What to produce: Copy every line from the data below in which the string "Ireland" can be found.

Records:
** START **

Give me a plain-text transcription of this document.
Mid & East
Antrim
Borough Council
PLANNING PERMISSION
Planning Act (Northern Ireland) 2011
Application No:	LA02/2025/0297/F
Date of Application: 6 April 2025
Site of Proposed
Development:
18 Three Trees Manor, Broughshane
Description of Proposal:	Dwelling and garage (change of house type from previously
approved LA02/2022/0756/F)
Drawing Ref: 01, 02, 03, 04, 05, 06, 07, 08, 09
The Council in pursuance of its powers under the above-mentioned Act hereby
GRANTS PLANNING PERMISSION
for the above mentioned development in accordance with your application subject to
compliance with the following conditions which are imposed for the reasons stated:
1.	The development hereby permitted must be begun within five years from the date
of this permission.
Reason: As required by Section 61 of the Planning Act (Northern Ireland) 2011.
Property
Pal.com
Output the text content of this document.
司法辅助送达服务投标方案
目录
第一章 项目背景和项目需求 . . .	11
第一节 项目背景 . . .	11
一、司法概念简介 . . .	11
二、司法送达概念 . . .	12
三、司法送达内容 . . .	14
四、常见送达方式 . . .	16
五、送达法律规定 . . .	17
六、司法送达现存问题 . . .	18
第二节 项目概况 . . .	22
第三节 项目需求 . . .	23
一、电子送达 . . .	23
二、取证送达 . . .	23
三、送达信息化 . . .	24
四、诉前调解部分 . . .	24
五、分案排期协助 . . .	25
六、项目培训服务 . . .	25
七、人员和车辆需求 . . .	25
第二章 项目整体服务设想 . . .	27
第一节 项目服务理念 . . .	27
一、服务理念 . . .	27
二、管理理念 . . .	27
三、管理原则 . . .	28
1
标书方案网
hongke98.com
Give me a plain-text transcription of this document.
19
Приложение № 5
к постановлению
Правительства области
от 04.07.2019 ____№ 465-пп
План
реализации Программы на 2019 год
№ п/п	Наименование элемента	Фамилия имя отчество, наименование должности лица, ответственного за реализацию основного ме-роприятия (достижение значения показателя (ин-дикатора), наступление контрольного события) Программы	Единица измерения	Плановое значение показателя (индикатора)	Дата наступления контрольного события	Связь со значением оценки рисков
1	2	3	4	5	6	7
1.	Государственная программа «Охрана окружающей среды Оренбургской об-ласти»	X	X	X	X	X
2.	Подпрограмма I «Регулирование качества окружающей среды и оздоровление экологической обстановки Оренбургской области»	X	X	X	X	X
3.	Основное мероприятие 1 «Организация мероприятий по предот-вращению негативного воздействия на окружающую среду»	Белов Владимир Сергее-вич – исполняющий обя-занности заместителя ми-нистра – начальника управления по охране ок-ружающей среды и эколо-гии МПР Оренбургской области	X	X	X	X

** END **

The solution:
Planning Act (Northern Ireland) 2011
Reason: As required by Section 61 of the Planning Act (Northern Ireland) 2011.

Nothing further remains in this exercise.